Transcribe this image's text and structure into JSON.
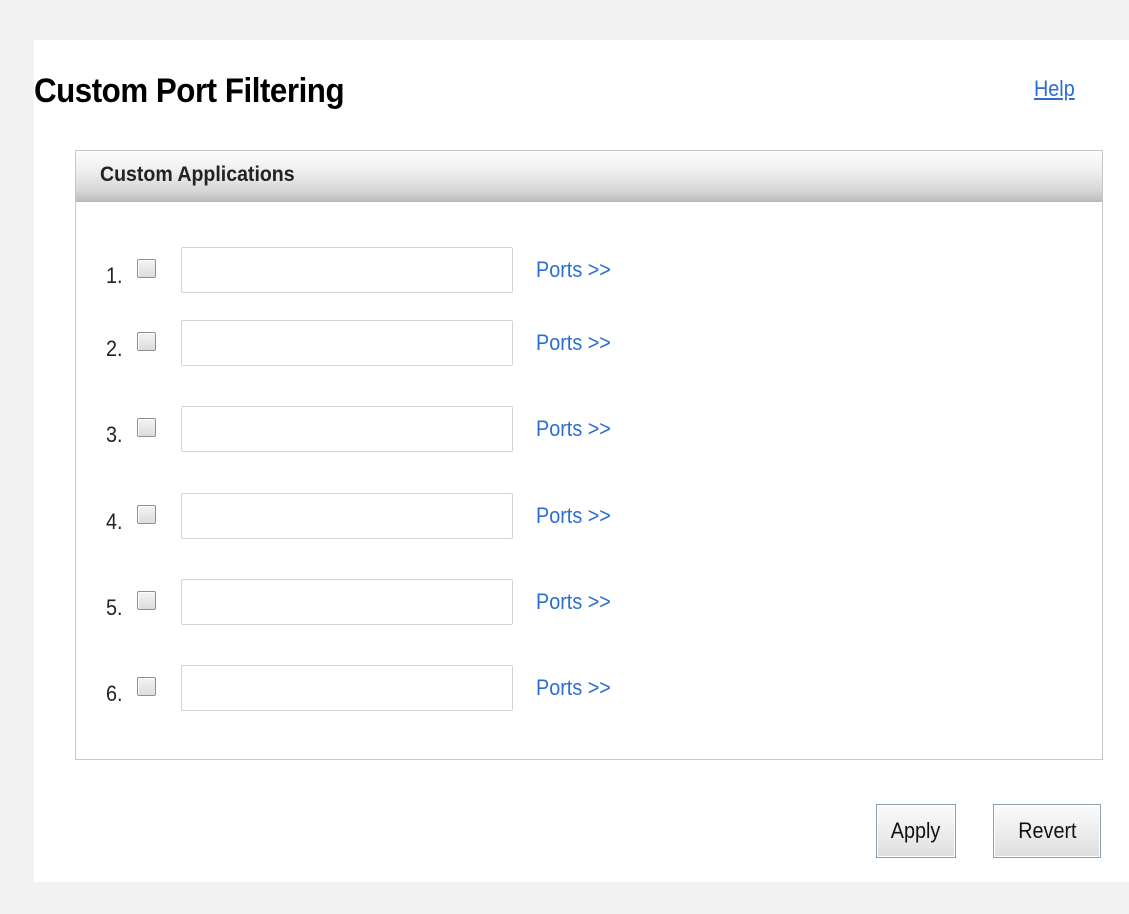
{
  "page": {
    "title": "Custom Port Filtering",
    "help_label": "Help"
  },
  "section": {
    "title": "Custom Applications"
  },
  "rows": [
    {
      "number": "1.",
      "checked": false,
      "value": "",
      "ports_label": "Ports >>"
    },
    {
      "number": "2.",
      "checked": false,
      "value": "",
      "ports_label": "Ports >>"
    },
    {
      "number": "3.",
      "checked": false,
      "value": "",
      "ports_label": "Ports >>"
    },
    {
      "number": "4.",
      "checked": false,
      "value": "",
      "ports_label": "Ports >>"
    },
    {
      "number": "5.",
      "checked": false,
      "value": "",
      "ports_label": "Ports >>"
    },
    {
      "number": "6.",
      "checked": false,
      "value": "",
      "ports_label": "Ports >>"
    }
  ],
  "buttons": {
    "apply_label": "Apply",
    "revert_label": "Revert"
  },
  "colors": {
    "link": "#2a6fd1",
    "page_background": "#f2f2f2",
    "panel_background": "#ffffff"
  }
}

------------------------------

### TASK TO CARRY OUT
Write out the whole listing exactly, and drop the pictures.

### REPLY
Transcribe this image's text and structure into JSON.
{
  "page": {
    "title": "Custom Port Filtering",
    "help_label": "Help"
  },
  "section": {
    "title": "Custom Applications"
  },
  "rows": [
    {
      "number": "1.",
      "checked": false,
      "value": "",
      "ports_label": "Ports >>"
    },
    {
      "number": "2.",
      "checked": false,
      "value": "",
      "ports_label": "Ports >>"
    },
    {
      "number": "3.",
      "checked": false,
      "value": "",
      "ports_label": "Ports >>"
    },
    {
      "number": "4.",
      "checked": false,
      "value": "",
      "ports_label": "Ports >>"
    },
    {
      "number": "5.",
      "checked": false,
      "value": "",
      "ports_label": "Ports >>"
    },
    {
      "number": "6.",
      "checked": false,
      "value": "",
      "ports_label": "Ports >>"
    }
  ],
  "buttons": {
    "apply_label": "Apply",
    "revert_label": "Revert"
  },
  "colors": {
    "link": "#2a6fd1",
    "page_background": "#f2f2f2",
    "panel_background": "#ffffff"
  }
}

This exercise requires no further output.